RECORDS TO USE:
■ ■ ■ ■
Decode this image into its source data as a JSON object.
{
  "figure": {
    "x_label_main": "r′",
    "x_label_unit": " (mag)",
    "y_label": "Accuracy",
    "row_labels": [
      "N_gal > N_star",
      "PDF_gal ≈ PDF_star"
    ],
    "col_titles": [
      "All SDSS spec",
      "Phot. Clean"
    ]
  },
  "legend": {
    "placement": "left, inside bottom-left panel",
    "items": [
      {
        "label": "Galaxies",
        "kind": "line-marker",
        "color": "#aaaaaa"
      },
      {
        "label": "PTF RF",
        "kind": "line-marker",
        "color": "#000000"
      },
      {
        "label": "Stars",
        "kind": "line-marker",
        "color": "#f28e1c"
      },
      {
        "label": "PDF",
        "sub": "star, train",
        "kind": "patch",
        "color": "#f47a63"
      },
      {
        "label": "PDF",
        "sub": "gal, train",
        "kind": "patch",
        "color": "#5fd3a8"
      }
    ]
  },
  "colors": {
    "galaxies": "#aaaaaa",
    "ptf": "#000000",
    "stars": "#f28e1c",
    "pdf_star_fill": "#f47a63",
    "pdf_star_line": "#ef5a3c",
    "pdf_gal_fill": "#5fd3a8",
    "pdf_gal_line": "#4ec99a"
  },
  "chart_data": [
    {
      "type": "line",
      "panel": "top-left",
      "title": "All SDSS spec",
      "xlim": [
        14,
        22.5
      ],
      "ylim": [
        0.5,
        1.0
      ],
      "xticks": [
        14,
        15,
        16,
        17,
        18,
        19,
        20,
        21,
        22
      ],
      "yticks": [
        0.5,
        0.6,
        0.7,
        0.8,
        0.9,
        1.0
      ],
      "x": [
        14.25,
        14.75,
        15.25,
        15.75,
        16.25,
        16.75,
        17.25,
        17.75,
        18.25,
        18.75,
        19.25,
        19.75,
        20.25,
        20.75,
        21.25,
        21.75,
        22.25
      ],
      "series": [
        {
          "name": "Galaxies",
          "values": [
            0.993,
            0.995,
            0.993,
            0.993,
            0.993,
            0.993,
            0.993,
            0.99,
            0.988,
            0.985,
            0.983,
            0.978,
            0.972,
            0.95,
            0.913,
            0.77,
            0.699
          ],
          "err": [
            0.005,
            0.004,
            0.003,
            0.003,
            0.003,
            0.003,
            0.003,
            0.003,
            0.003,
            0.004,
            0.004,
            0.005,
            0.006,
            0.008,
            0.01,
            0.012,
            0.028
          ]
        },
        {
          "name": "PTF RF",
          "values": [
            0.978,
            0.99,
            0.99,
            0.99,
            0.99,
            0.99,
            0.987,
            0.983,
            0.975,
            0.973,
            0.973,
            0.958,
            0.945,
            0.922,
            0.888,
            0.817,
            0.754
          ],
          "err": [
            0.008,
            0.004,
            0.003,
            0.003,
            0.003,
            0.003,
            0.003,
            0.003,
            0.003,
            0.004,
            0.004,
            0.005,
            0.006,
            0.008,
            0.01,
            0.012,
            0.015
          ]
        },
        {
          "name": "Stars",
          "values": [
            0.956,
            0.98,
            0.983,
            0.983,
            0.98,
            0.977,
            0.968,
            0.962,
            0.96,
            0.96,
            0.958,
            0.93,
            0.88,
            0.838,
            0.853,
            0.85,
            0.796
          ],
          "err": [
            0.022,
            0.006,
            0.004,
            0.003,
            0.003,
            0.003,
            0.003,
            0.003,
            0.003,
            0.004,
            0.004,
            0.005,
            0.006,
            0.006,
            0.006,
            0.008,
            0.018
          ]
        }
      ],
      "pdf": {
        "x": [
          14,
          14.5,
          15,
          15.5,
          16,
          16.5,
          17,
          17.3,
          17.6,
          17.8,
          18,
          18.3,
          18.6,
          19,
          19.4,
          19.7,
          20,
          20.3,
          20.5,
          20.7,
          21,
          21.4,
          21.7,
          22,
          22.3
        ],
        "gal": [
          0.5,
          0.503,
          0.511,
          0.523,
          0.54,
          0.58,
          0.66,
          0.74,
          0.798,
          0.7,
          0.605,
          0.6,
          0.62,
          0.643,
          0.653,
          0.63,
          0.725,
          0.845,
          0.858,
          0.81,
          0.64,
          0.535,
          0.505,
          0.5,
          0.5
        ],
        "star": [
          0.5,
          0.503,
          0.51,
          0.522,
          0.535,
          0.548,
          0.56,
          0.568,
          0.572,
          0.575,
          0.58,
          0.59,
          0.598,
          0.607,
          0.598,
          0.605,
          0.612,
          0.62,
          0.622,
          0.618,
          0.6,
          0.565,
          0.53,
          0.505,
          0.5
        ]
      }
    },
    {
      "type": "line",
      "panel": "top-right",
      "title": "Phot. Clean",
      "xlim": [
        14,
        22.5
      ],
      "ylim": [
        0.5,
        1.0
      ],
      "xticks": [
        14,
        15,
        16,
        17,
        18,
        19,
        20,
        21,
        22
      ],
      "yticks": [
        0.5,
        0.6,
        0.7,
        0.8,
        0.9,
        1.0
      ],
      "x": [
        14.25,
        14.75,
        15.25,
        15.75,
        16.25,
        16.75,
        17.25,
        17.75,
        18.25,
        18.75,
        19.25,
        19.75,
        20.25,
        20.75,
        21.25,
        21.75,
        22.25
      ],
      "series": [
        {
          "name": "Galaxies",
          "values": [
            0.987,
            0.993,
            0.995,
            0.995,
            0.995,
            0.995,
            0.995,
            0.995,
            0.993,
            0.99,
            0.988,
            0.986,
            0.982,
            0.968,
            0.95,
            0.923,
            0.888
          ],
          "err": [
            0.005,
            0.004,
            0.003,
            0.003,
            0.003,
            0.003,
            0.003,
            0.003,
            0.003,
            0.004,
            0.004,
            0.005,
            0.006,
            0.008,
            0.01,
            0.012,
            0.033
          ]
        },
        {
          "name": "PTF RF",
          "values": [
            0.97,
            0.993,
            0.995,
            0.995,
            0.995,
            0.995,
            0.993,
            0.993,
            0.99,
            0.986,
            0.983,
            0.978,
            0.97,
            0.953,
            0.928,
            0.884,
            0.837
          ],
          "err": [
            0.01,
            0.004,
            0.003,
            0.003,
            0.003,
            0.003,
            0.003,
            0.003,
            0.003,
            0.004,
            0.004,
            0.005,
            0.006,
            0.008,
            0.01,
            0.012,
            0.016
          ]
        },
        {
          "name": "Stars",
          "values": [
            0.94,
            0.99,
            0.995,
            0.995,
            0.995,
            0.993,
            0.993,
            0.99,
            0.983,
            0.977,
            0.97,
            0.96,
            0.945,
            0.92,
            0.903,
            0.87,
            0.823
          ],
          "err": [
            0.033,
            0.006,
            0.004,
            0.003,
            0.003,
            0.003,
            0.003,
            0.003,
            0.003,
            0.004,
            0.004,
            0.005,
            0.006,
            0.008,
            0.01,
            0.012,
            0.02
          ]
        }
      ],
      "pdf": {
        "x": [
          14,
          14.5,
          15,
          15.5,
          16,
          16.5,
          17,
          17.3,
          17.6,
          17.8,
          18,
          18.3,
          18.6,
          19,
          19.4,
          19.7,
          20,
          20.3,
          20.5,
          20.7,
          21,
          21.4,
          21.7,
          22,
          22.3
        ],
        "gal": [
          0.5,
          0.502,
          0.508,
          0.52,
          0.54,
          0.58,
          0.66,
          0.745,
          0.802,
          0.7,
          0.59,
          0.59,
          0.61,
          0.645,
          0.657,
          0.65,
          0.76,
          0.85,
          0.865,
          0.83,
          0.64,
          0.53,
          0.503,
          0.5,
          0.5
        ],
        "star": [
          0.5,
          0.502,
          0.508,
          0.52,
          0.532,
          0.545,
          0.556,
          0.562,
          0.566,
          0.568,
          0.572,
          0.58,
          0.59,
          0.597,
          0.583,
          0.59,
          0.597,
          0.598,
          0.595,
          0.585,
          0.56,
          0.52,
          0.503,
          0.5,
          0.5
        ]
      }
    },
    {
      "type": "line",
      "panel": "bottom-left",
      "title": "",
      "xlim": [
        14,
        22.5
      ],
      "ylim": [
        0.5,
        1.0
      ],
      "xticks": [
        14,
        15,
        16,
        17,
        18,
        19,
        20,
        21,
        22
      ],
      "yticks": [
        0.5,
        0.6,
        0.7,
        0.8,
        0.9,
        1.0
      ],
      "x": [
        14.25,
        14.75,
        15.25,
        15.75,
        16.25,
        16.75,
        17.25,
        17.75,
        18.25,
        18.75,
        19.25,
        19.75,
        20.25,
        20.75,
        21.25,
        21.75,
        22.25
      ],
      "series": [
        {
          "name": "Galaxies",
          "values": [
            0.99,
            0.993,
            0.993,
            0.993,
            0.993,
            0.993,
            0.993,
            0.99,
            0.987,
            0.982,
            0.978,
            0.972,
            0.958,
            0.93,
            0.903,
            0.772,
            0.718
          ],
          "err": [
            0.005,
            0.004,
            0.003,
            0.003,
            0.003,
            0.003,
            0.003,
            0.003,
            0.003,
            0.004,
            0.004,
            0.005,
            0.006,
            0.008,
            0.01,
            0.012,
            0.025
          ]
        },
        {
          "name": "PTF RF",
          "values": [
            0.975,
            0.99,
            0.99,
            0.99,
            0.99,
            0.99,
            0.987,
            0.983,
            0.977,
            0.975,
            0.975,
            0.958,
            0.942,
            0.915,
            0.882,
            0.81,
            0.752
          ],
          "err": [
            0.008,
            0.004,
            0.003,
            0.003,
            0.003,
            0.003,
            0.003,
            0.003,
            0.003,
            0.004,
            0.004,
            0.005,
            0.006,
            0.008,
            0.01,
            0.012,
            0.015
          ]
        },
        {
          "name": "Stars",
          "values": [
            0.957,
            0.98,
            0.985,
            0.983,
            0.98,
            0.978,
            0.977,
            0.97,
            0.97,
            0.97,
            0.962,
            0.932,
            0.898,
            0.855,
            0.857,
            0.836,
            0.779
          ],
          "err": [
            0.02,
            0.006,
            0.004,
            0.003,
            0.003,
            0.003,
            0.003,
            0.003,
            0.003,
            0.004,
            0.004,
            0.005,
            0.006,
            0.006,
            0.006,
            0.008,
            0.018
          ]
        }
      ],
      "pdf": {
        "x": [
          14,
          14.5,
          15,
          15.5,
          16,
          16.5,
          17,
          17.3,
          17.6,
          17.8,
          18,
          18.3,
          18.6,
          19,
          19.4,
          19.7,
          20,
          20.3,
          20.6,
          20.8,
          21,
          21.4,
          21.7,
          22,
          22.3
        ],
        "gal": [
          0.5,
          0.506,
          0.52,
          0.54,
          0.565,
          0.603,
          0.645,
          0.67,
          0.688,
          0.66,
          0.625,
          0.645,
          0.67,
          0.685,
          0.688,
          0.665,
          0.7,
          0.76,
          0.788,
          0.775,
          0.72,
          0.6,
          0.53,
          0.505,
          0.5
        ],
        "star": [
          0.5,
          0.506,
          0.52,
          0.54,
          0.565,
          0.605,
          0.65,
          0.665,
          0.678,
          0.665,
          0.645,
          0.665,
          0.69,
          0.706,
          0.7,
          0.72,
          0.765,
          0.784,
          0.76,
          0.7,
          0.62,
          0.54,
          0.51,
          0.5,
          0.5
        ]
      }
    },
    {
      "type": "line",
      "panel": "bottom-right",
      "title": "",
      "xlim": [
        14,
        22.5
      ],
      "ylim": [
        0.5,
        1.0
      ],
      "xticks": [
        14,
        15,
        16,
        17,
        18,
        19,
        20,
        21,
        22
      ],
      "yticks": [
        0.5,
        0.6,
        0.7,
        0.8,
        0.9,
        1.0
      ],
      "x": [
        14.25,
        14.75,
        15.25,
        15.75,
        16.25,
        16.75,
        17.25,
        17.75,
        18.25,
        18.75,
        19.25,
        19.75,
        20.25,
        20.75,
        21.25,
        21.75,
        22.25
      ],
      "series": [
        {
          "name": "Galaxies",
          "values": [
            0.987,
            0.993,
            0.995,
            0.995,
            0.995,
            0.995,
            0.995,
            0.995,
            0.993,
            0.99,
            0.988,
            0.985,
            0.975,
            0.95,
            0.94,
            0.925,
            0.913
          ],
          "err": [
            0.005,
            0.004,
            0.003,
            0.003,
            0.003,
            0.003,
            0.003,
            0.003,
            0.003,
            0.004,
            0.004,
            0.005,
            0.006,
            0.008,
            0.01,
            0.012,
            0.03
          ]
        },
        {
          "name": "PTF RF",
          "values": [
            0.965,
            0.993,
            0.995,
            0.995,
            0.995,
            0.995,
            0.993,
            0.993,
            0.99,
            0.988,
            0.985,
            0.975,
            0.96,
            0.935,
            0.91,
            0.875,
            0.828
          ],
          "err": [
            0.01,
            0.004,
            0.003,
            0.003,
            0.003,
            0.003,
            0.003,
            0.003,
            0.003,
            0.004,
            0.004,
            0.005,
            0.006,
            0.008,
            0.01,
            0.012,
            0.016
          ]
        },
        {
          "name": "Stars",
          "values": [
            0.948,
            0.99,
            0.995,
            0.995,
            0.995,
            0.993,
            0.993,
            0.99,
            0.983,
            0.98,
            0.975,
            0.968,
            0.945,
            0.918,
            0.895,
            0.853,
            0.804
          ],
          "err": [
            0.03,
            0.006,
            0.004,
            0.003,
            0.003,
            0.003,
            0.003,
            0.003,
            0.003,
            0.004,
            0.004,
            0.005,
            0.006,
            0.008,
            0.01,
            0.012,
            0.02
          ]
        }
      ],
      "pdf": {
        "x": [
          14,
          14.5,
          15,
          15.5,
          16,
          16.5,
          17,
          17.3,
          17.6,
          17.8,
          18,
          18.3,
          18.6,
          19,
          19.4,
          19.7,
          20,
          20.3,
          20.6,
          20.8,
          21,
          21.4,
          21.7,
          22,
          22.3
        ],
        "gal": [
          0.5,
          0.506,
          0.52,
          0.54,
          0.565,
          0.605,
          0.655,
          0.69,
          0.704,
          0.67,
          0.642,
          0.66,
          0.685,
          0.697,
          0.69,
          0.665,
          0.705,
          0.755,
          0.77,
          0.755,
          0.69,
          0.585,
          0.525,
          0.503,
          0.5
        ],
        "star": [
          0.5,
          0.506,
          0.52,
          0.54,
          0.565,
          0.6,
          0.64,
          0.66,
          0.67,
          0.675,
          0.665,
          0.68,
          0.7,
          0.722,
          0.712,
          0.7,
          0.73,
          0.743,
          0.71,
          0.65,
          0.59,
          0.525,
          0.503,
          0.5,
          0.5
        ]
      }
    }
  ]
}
■ ■ ■ ■
GIVEN EXERCISE: Filter out every line that lacks the word "panel", and copy the rest.

OUTPUT FOR THIS EXERCISE:
    "placement": "left, inside bottom-left panel",
      "panel": "top-left",
      "panel": "top-right",
      "panel": "bottom-left",
      "panel": "bottom-right",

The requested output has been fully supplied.